**The problem:** Give an exact transcription of every line, dropping the images.

[begin Records for this task]

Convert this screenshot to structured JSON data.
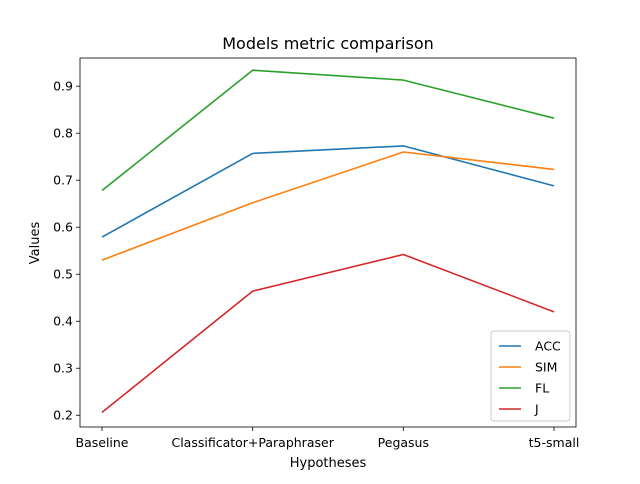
{
  "chart_data": {
    "type": "line",
    "title": "Models metric comparison",
    "xlabel": "Hypotheses",
    "ylabel": "Values",
    "categories": [
      "Baseline",
      "Classificator+Paraphraser",
      "Pegasus",
      "t5-small"
    ],
    "ylim": [
      0.175,
      0.96
    ],
    "yticks": [
      0.2,
      0.3,
      0.4,
      0.5,
      0.6,
      0.7,
      0.8,
      0.9
    ],
    "ytick_labels": [
      "0.2",
      "0.3",
      "0.4",
      "0.5",
      "0.6",
      "0.7",
      "0.8",
      "0.9"
    ],
    "grid": false,
    "legend_position": "lower right",
    "series": [
      {
        "name": "ACC",
        "color": "#1f77b4",
        "values": [
          0.579,
          0.757,
          0.773,
          0.688
        ]
      },
      {
        "name": "SIM",
        "color": "#ff7f0e",
        "values": [
          0.53,
          0.652,
          0.76,
          0.723
        ]
      },
      {
        "name": "FL",
        "color": "#2ca02c",
        "values": [
          0.678,
          0.934,
          0.913,
          0.832
        ]
      },
      {
        "name": "J",
        "color": "#d62728",
        "values": [
          0.206,
          0.464,
          0.542,
          0.42
        ]
      }
    ]
  }
}
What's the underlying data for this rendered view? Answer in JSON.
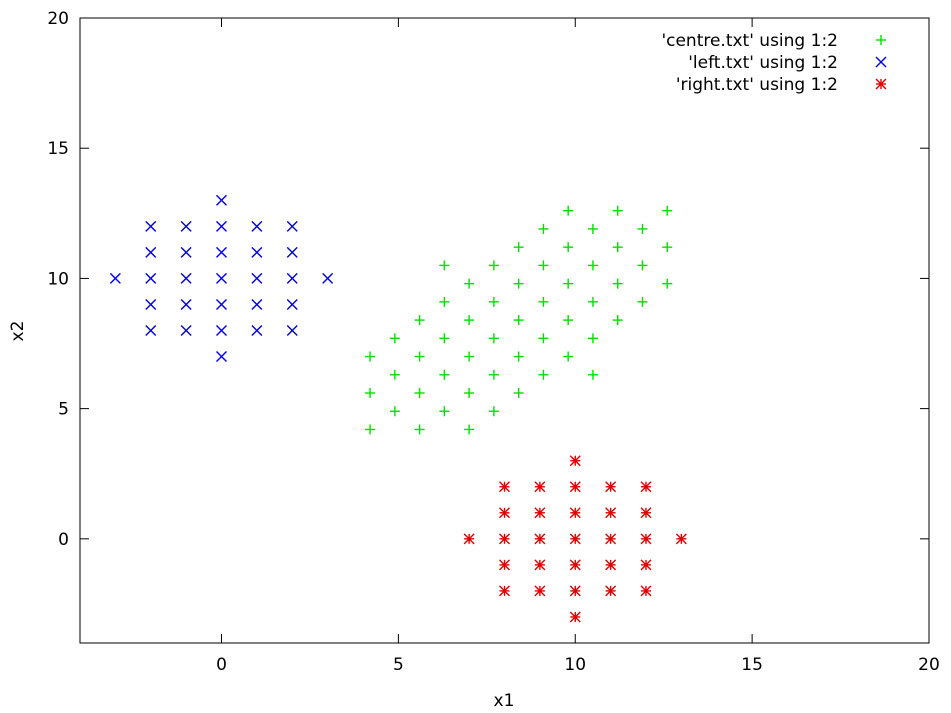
{
  "chart_data": {
    "type": "scatter",
    "title": "",
    "xlabel": "x1",
    "ylabel": "x2",
    "xlim": [
      -4,
      20
    ],
    "ylim": [
      -4,
      20
    ],
    "xticks": [
      0,
      5,
      10,
      15,
      20
    ],
    "yticks": [
      0,
      5,
      10,
      15,
      20
    ],
    "grid": false,
    "legend_position": "top-right",
    "series": [
      {
        "name": "'centre.txt' using 1:2",
        "marker": "plus",
        "color": "#00e000",
        "points": [
          [
            4.2,
            4.2
          ],
          [
            5.6,
            4.2
          ],
          [
            7.0,
            4.2
          ],
          [
            4.2,
            5.6
          ],
          [
            4.9,
            4.9
          ],
          [
            5.6,
            5.6
          ],
          [
            6.3,
            4.9
          ],
          [
            7.0,
            5.6
          ],
          [
            7.7,
            4.9
          ],
          [
            4.2,
            7.0
          ],
          [
            4.9,
            6.3
          ],
          [
            4.9,
            7.7
          ],
          [
            5.6,
            7.0
          ],
          [
            5.6,
            8.4
          ],
          [
            6.3,
            6.3
          ],
          [
            6.3,
            7.7
          ],
          [
            6.3,
            9.1
          ],
          [
            6.3,
            10.5
          ],
          [
            7.0,
            7.0
          ],
          [
            7.0,
            8.4
          ],
          [
            7.0,
            9.8
          ],
          [
            7.7,
            6.3
          ],
          [
            7.7,
            7.7
          ],
          [
            7.7,
            9.1
          ],
          [
            7.7,
            10.5
          ],
          [
            8.4,
            5.6
          ],
          [
            8.4,
            7.0
          ],
          [
            8.4,
            8.4
          ],
          [
            8.4,
            9.8
          ],
          [
            8.4,
            11.2
          ],
          [
            9.1,
            6.3
          ],
          [
            9.1,
            7.7
          ],
          [
            9.1,
            9.1
          ],
          [
            9.1,
            10.5
          ],
          [
            9.1,
            11.9
          ],
          [
            9.8,
            7.0
          ],
          [
            9.8,
            8.4
          ],
          [
            9.8,
            9.8
          ],
          [
            9.8,
            11.2
          ],
          [
            9.8,
            12.6
          ],
          [
            10.5,
            6.3
          ],
          [
            10.5,
            7.7
          ],
          [
            10.5,
            9.1
          ],
          [
            10.5,
            10.5
          ],
          [
            10.5,
            11.9
          ],
          [
            11.2,
            8.4
          ],
          [
            11.2,
            9.8
          ],
          [
            11.2,
            11.2
          ],
          [
            11.2,
            12.6
          ],
          [
            11.9,
            9.1
          ],
          [
            11.9,
            10.5
          ],
          [
            11.9,
            11.9
          ],
          [
            12.6,
            9.8
          ],
          [
            12.6,
            11.2
          ],
          [
            12.6,
            12.6
          ]
        ]
      },
      {
        "name": "'left.txt' using 1:2",
        "marker": "cross",
        "color": "#0000e0",
        "points": [
          [
            -3,
            10
          ],
          [
            3,
            10
          ],
          [
            0,
            13
          ],
          [
            0,
            7
          ],
          [
            -2,
            8
          ],
          [
            -2,
            9
          ],
          [
            -2,
            10
          ],
          [
            -2,
            11
          ],
          [
            -2,
            12
          ],
          [
            -1,
            8
          ],
          [
            -1,
            9
          ],
          [
            -1,
            10
          ],
          [
            -1,
            11
          ],
          [
            -1,
            12
          ],
          [
            0,
            8
          ],
          [
            0,
            9
          ],
          [
            0,
            10
          ],
          [
            0,
            11
          ],
          [
            0,
            12
          ],
          [
            1,
            8
          ],
          [
            1,
            9
          ],
          [
            1,
            10
          ],
          [
            1,
            11
          ],
          [
            1,
            12
          ],
          [
            2,
            8
          ],
          [
            2,
            9
          ],
          [
            2,
            10
          ],
          [
            2,
            11
          ],
          [
            2,
            12
          ]
        ]
      },
      {
        "name": "'right.txt' using 1:2",
        "marker": "star",
        "color": "#e00000",
        "points": [
          [
            7,
            0
          ],
          [
            13,
            0
          ],
          [
            10,
            3
          ],
          [
            10,
            -3
          ],
          [
            8,
            -2
          ],
          [
            8,
            -1
          ],
          [
            8,
            0
          ],
          [
            8,
            1
          ],
          [
            8,
            2
          ],
          [
            9,
            -2
          ],
          [
            9,
            -1
          ],
          [
            9,
            0
          ],
          [
            9,
            1
          ],
          [
            9,
            2
          ],
          [
            10,
            -2
          ],
          [
            10,
            -1
          ],
          [
            10,
            0
          ],
          [
            10,
            1
          ],
          [
            10,
            2
          ],
          [
            11,
            -2
          ],
          [
            11,
            -1
          ],
          [
            11,
            0
          ],
          [
            11,
            1
          ],
          [
            11,
            2
          ],
          [
            12,
            -2
          ],
          [
            12,
            -1
          ],
          [
            12,
            0
          ],
          [
            12,
            1
          ],
          [
            12,
            2
          ]
        ]
      }
    ]
  }
}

[end Records for this task]

**Result of the exercise:**
Convert this screenshot to structured JSON data.
{
  "chart_data": {
    "type": "line",
    "title": "Models metric comparison",
    "xlabel": "Hypotheses",
    "ylabel": "Values",
    "categories": [
      "Baseline",
      "Classificator+Paraphraser",
      "Pegasus",
      "t5-small"
    ],
    "ylim": [
      0.175,
      0.96
    ],
    "yticks": [
      0.2,
      0.3,
      0.4,
      0.5,
      0.6,
      0.7,
      0.8,
      0.9
    ],
    "ytick_labels": [
      "0.2",
      "0.3",
      "0.4",
      "0.5",
      "0.6",
      "0.7",
      "0.8",
      "0.9"
    ],
    "grid": false,
    "legend_position": "lower right",
    "series": [
      {
        "name": "ACC",
        "color": "#1f77b4",
        "values": [
          0.579,
          0.757,
          0.773,
          0.688
        ]
      },
      {
        "name": "SIM",
        "color": "#ff7f0e",
        "values": [
          0.53,
          0.652,
          0.76,
          0.723
        ]
      },
      {
        "name": "FL",
        "color": "#2ca02c",
        "values": [
          0.678,
          0.934,
          0.913,
          0.832
        ]
      },
      {
        "name": "J",
        "color": "#d62728",
        "values": [
          0.206,
          0.464,
          0.542,
          0.42
        ]
      }
    ]
  }
}
What's the underlying data for this rendered view? Answer in JSON.
{
  "chart_data": {
    "type": "scatter",
    "title": "",
    "xlabel": "x1",
    "ylabel": "x2",
    "xlim": [
      -4,
      20
    ],
    "ylim": [
      -4,
      20
    ],
    "xticks": [
      0,
      5,
      10,
      15,
      20
    ],
    "yticks": [
      0,
      5,
      10,
      15,
      20
    ],
    "grid": false,
    "legend_position": "top-right",
    "series": [
      {
        "name": "'centre.txt' using 1:2",
        "marker": "plus",
        "color": "#00e000",
        "points": [
          [
            4.2,
            4.2
          ],
          [
            5.6,
            4.2
          ],
          [
            7.0,
            4.2
          ],
          [
            4.2,
            5.6
          ],
          [
            4.9,
            4.9
          ],
          [
            5.6,
            5.6
          ],
          [
            6.3,
            4.9
          ],
          [
            7.0,
            5.6
          ],
          [
            7.7,
            4.9
          ],
          [
            4.2,
            7.0
          ],
          [
            4.9,
            6.3
          ],
          [
            4.9,
            7.7
          ],
          [
            5.6,
            7.0
          ],
          [
            5.6,
            8.4
          ],
          [
            6.3,
            6.3
          ],
          [
            6.3,
            7.7
          ],
          [
            6.3,
            9.1
          ],
          [
            6.3,
            10.5
          ],
          [
            7.0,
            7.0
          ],
          [
            7.0,
            8.4
          ],
          [
            7.0,
            9.8
          ],
          [
            7.7,
            6.3
          ],
          [
            7.7,
            7.7
          ],
          [
            7.7,
            9.1
          ],
          [
            7.7,
            10.5
          ],
          [
            8.4,
            5.6
          ],
          [
            8.4,
            7.0
          ],
          [
            8.4,
            8.4
          ],
          [
            8.4,
            9.8
          ],
          [
            8.4,
            11.2
          ],
          [
            9.1,
            6.3
          ],
          [
            9.1,
            7.7
          ],
          [
            9.1,
            9.1
          ],
          [
            9.1,
            10.5
          ],
          [
            9.1,
            11.9
          ],
          [
            9.8,
            7.0
          ],
          [
            9.8,
            8.4
          ],
          [
            9.8,
            9.8
          ],
          [
            9.8,
            11.2
          ],
          [
            9.8,
            12.6
          ],
          [
            10.5,
            6.3
          ],
          [
            10.5,
            7.7
          ],
          [
            10.5,
            9.1
          ],
          [
            10.5,
            10.5
          ],
          [
            10.5,
            11.9
          ],
          [
            11.2,
            8.4
          ],
          [
            11.2,
            9.8
          ],
          [
            11.2,
            11.2
          ],
          [
            11.2,
            12.6
          ],
          [
            11.9,
            9.1
          ],
          [
            11.9,
            10.5
          ],
          [
            11.9,
            11.9
          ],
          [
            12.6,
            9.8
          ],
          [
            12.6,
            11.2
          ],
          [
            12.6,
            12.6
          ]
        ]
      },
      {
        "name": "'left.txt' using 1:2",
        "marker": "cross",
        "color": "#0000e0",
        "points": [
          [
            -3,
            10
          ],
          [
            3,
            10
          ],
          [
            0,
            13
          ],
          [
            0,
            7
          ],
          [
            -2,
            8
          ],
          [
            -2,
            9
          ],
          [
            -2,
            10
          ],
          [
            -2,
            11
          ],
          [
            -2,
            12
          ],
          [
            -1,
            8
          ],
          [
            -1,
            9
          ],
          [
            -1,
            10
          ],
          [
            -1,
            11
          ],
          [
            -1,
            12
          ],
          [
            0,
            8
          ],
          [
            0,
            9
          ],
          [
            0,
            10
          ],
          [
            0,
            11
          ],
          [
            0,
            12
          ],
          [
            1,
            8
          ],
          [
            1,
            9
          ],
          [
            1,
            10
          ],
          [
            1,
            11
          ],
          [
            1,
            12
          ],
          [
            2,
            8
          ],
          [
            2,
            9
          ],
          [
            2,
            10
          ],
          [
            2,
            11
          ],
          [
            2,
            12
          ]
        ]
      },
      {
        "name": "'right.txt' using 1:2",
        "marker": "star",
        "color": "#e00000",
        "points": [
          [
            7,
            0
          ],
          [
            13,
            0
          ],
          [
            10,
            3
          ],
          [
            10,
            -3
          ],
          [
            8,
            -2
          ],
          [
            8,
            -1
          ],
          [
            8,
            0
          ],
          [
            8,
            1
          ],
          [
            8,
            2
          ],
          [
            9,
            -2
          ],
          [
            9,
            -1
          ],
          [
            9,
            0
          ],
          [
            9,
            1
          ],
          [
            9,
            2
          ],
          [
            10,
            -2
          ],
          [
            10,
            -1
          ],
          [
            10,
            0
          ],
          [
            10,
            1
          ],
          [
            10,
            2
          ],
          [
            11,
            -2
          ],
          [
            11,
            -1
          ],
          [
            11,
            0
          ],
          [
            11,
            1
          ],
          [
            11,
            2
          ],
          [
            12,
            -2
          ],
          [
            12,
            -1
          ],
          [
            12,
            0
          ],
          [
            12,
            1
          ],
          [
            12,
            2
          ]
        ]
      }
    ]
  }
}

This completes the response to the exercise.